# Compiti da svolgere:
A) Per favore, ritrascrivi fedelmente la parte del brano sulla commemorazione del ponte Morandi che si apre con le parole contenenti "Non sono più" e si chiude con "impedire gli sguardi.".
B) Secondo il brano sulla commemorazione del ponte Morandi, perché il sindaco di Genova ha preso posto tra Salvini e Di Maio? Rispondi in una, due o tre frasi.
C) Nel brano sulla commemorazione del ponte Morandi, quali due ministri sono rimasti seduti spalla a spalla?

# Brano proposto:
****************

Non sono più amici, come ha decretato Di Maio: «D’ora in poi chiamiamoci con nome e cognome». Prima però dovrebbero salutarsi. Invece i due vice premier, arrivati nel capannone che ospita la cerimonia di commemorazione delle vittime del ponte Morandi ognuno per conto suo – la lite di governo moltiplica i voli di stato -, si sfiorano ma si ignorano. Il cerimoniale immaginava di aver trovato la soluzione all’emergenza diplomatica, mettendo a sedere il ministro tecnico Moavero in mezzo tra Salvini e Di Maio, in prima fila. Per il resto una complicata combinazione di seggiole era riuscita a evitare ogni contatto tra ministri di Lega e 5 Stelle (una decina in tutto); unico punto di frizione quello tra la ministra Stefani e il ministro Toninelli costretti spalla a spalla ma con lo schermo dei rispettivi riccioli a impedire gli sguardi.

E INVECE MOAVERO non è arrivato, mancando l’occasione storica di dare un suo contributo al governo. Così, dopo un quarto d’ora di imbarazzo, è stato il sindaco di Genova a sacrificarsi: rapido cambio di cartellino sulla sedia, spazio tra Salvini e Di Maio occupato e fine del ridicolo teatrino di sguardi eccentrici e torcicolli che stonava con il composto dolore della giornata. I due non vedevano palesemente l’ora di mettersi in macchina, ed eccoli infatti pochi minuti dopo la fine della messa e dei discorsi tornare più sciolti, più disinvolti. Ciascuno con la sua diretta Facebook ad accusare «qualcuno» di bloccare le grandi opere, «qualcuno» di tramare per i Benetton.

****************

# Dati forniti:
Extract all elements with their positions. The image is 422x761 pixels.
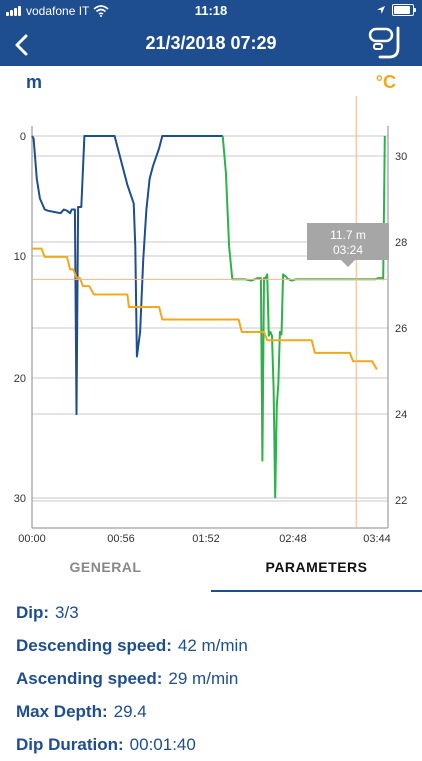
snorkel-mask-icon[interactable] [368, 26, 408, 60]
right-tick-label: 24 [395, 409, 407, 421]
right-tick-label: 28 [395, 237, 407, 249]
param-dip-duration: Dip Duration: 00:01:40 [16, 728, 416, 761]
page-title: 21/3/2018 07:29 [145, 33, 277, 53]
depth-unit-label: m [26, 72, 43, 92]
left-tick-label: 20 [14, 373, 26, 385]
depth-line-segment-1 [31, 135, 223, 416]
chart-marks [31, 135, 386, 499]
battery-icon [392, 4, 416, 16]
chart-cursor [32, 96, 388, 528]
left-tick-label: 30 [14, 493, 26, 505]
param-dip: Dip: 3/3 [16, 596, 416, 629]
param-label: Dip: [16, 602, 50, 622]
tooltip-depth: 11.7 m [330, 228, 366, 242]
back-button[interactable] [8, 30, 38, 60]
chart-tooltip: 11.7 m 03:24 [307, 223, 389, 267]
tooltip-pointer [341, 260, 355, 267]
signal-icon [6, 6, 22, 16]
location-arrow-icon [377, 6, 385, 14]
chart-grid [31, 126, 389, 529]
param-label: Ascending speed: [16, 668, 163, 688]
param-value: 29.4 [113, 701, 147, 721]
param-value: 00:01:40 [129, 734, 196, 754]
param-label: Descending speed: [16, 635, 172, 655]
left-tick-label: 0 [20, 131, 26, 143]
tab-bar: GENERAL PARAMETERS [0, 552, 422, 592]
app-header: vodafone IT 11:18 21/3/2018 07:29 [0, 0, 422, 66]
x-tick-label: 00:56 [107, 533, 135, 545]
depth-line-segment-2 [221, 135, 386, 499]
x-tick-label: 00:00 [18, 533, 46, 545]
tab-general[interactable]: GENERAL [69, 559, 142, 575]
param-label: Dip Duration: [16, 734, 124, 754]
x-tick-label: 03:44 [363, 533, 391, 545]
param-value: 3/3 [55, 602, 79, 622]
param-max-depth: Max Depth: 29.4 [16, 695, 416, 728]
right-tick-label: 26 [395, 323, 407, 335]
param-descending-speed: Descending speed: 42 m/min [16, 629, 416, 662]
right-tick-label: 22 [395, 495, 407, 507]
param-ascending-speed: Ascending speed: 29 m/min [16, 662, 416, 695]
param-label: Max Depth: [16, 701, 108, 721]
tooltip-box [307, 223, 389, 260]
x-tick-label: 01:52 [192, 533, 220, 545]
carrier-label: vodafone IT [26, 4, 90, 18]
temperature-line [32, 247, 378, 371]
parameters-list: Dip: 3/3 Descending speed: 42 m/min Asce… [16, 596, 416, 761]
dive-profile-chart[interactable]: 0 10 20 30 30 28 26 24 22 00:00 00:56 01… [0, 96, 422, 550]
tab-parameters[interactable]: PARAMETERS [211, 552, 422, 592]
param-value: 42 m/min [177, 635, 248, 655]
status-time: 11:18 [194, 3, 228, 18]
wifi-icon [93, 5, 109, 17]
tooltip-time: 03:24 [333, 243, 363, 257]
param-value: 29 m/min [168, 668, 239, 688]
right-tick-label: 30 [395, 151, 407, 163]
left-tick-label: 10 [14, 251, 26, 263]
status-bar: vodafone IT 11:18 [0, 0, 422, 22]
temperature-unit-label: °C [375, 72, 396, 92]
x-tick-label: 02:48 [279, 533, 307, 545]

****************

# Ecco le soluzioni:
A)
Non sono più amici, come ha decretato Di Maio: «D’ora in poi chiamiamoci con nome e cognome». Prima però dovrebbero salutarsi. Invece i due vice premier, arrivati nel capannone che ospita la cerimonia di commemorazione delle vittime del ponte Morandi ognuno per conto suo – la lite di governo moltiplica i voli di stato -, si sfiorano ma si ignorano. Il cerimoniale immaginava di aver trovato la soluzione all’emergenza diplomatica, mettendo a sedere il ministro tecnico Moavero in mezzo tra Salvini e Di Maio, in prima fila. Per il resto una complicata combinazione di seggiole era riuscita a evitare ogni contatto tra ministri di Lega e 5 Stelle (una decina in tutto); unico punto di frizione quello tra la ministra Stefani e il ministro Toninelli costretti spalla a spalla ma con lo schermo dei rispettivi riccioli a impedire gli sguardi.

B) Il sindaco si è seduto tra loro perché Moavero non è arrivato. Il cerimoniale aveva previsto quella sedia per lui, per separare i due vice premier che si ignoravano. Dopo un quarto d'ora di imbarazzo, il sindaco ha cambiato il cartellino sulla sedia e ha occupato lo spazio, ponendo fine al teatrino di sguardi e torcicolli.

C) La ministra Stefani e il ministro Toninelli.